Challenge
State how many lines in these records contain the word "this", and nothing else.
§ §
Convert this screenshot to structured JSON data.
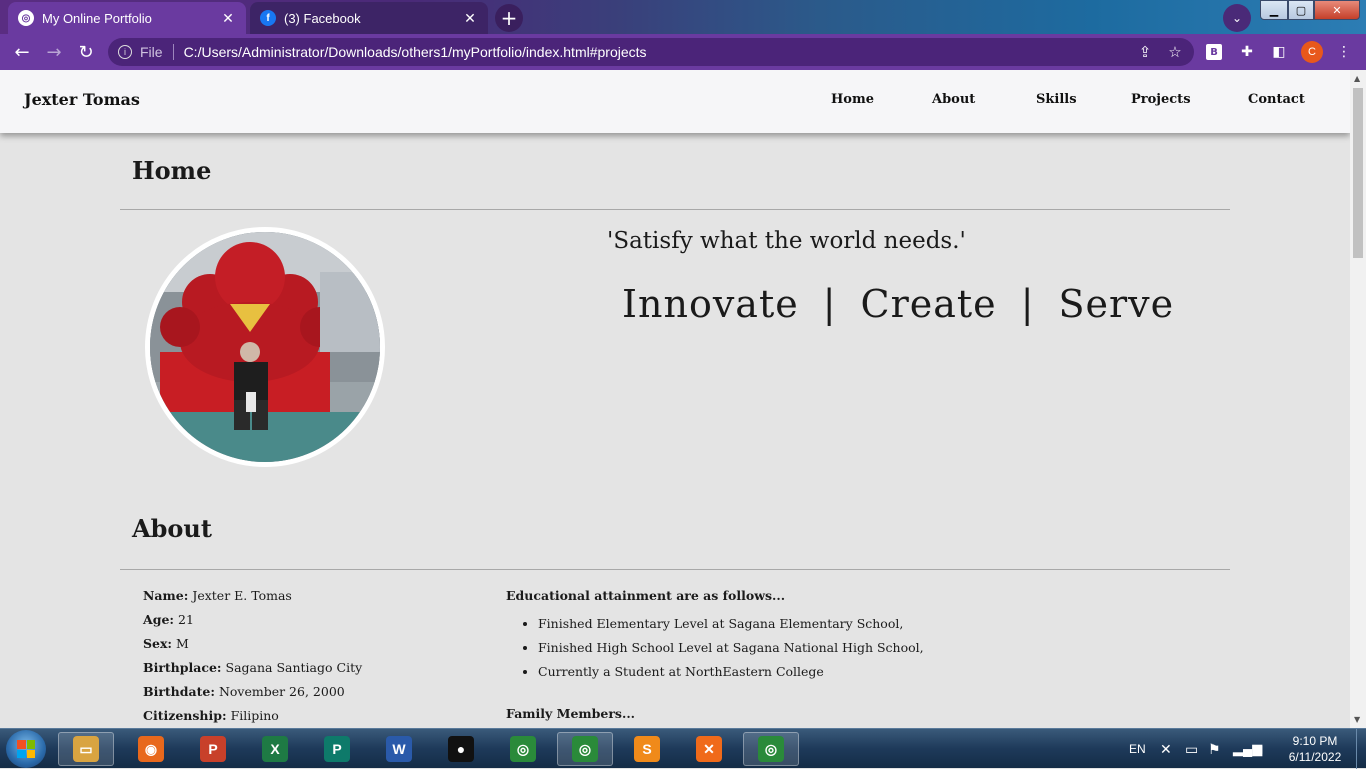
{
  "browser": {
    "tabs": [
      {
        "title": "My Online Portfolio",
        "icon": "globe-icon",
        "active": true
      },
      {
        "title": "(3) Facebook",
        "icon": "facebook-icon",
        "active": false
      }
    ],
    "address": {
      "scheme_label": "File",
      "url": "C:/Users/Administrator/Downloads/others1/myPortfolio/index.html#projects"
    },
    "profile_initial": "C",
    "extension_label": "B"
  },
  "site": {
    "brand": "Jexter Tomas",
    "nav": [
      "Home",
      "About",
      "Skills",
      "Projects",
      "Contact"
    ],
    "home": {
      "title": "Home",
      "quote": "'Satisfy what the world needs.'",
      "motto": [
        "Innovate",
        "Create",
        "Serve"
      ],
      "motto_divider": "|"
    },
    "about": {
      "title": "About",
      "details": [
        {
          "label": "Name:",
          "value": "Jexter E. Tomas"
        },
        {
          "label": "Age:",
          "value": "21"
        },
        {
          "label": "Sex:",
          "value": "M"
        },
        {
          "label": "Birthplace:",
          "value": "Sagana Santiago City"
        },
        {
          "label": "Birthdate:",
          "value": "November 26, 2000"
        },
        {
          "label": "Citizenship:",
          "value": "Filipino"
        }
      ],
      "education_heading": "Educational attainment are as follows...",
      "education": [
        "Finished Elementary Level at Sagana Elementary School,",
        "Finished High School Level at Sagana National High School,",
        "Currently a Student at NorthEastern College"
      ],
      "family_heading": "Family Members..."
    }
  },
  "taskbar": {
    "apps": [
      {
        "name": "file-explorer",
        "glyph": "▭",
        "color": "#d9a441"
      },
      {
        "name": "firefox",
        "glyph": "◉",
        "color": "#e8681c"
      },
      {
        "name": "powerpoint",
        "glyph": "P",
        "color": "#c8402a"
      },
      {
        "name": "excel",
        "glyph": "X",
        "color": "#1e7a44"
      },
      {
        "name": "publisher",
        "glyph": "P",
        "color": "#0e7a6a"
      },
      {
        "name": "word",
        "glyph": "W",
        "color": "#2a5aaa"
      },
      {
        "name": "screen-recorder",
        "glyph": "●",
        "color": "#111111"
      },
      {
        "name": "chrome",
        "glyph": "◎",
        "color": "#2a8a3a"
      },
      {
        "name": "chrome-profile",
        "glyph": "◎",
        "color": "#2a8a3a"
      },
      {
        "name": "sublime-text",
        "glyph": "S",
        "color": "#f08a1a"
      },
      {
        "name": "xampp",
        "glyph": "✕",
        "color": "#f06a1a"
      },
      {
        "name": "chrome-alt",
        "glyph": "◎",
        "color": "#2a8a3a"
      }
    ],
    "language": "EN",
    "time": "9:10 PM",
    "date": "6/11/2022"
  }
}
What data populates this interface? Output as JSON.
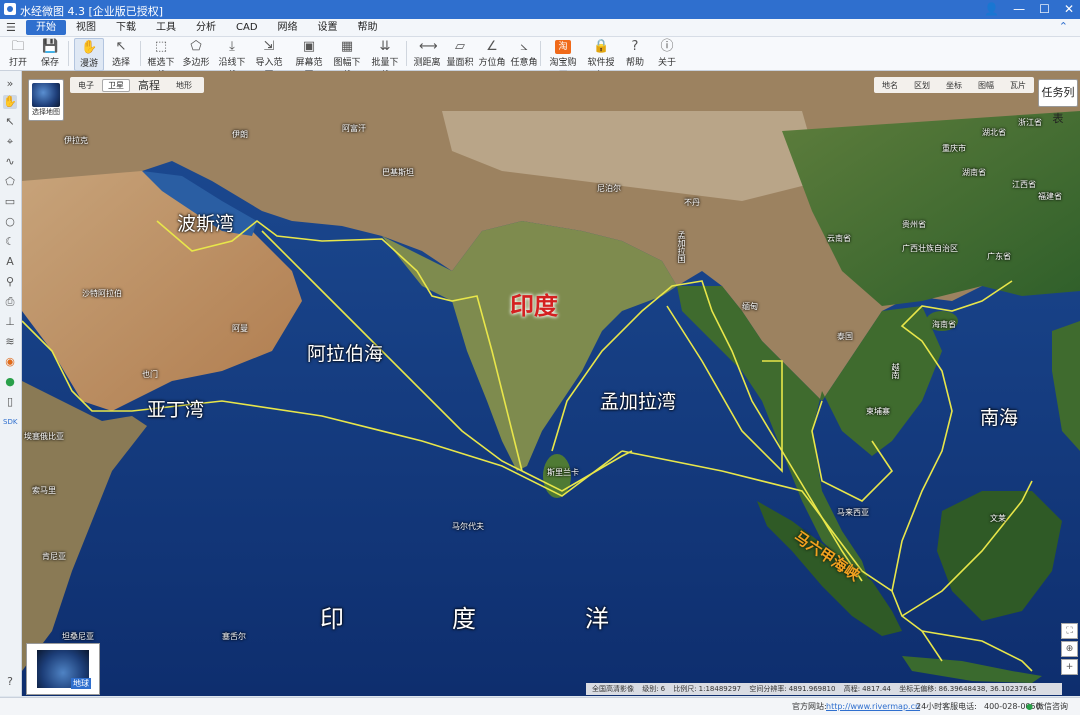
§ §
Exercise response
2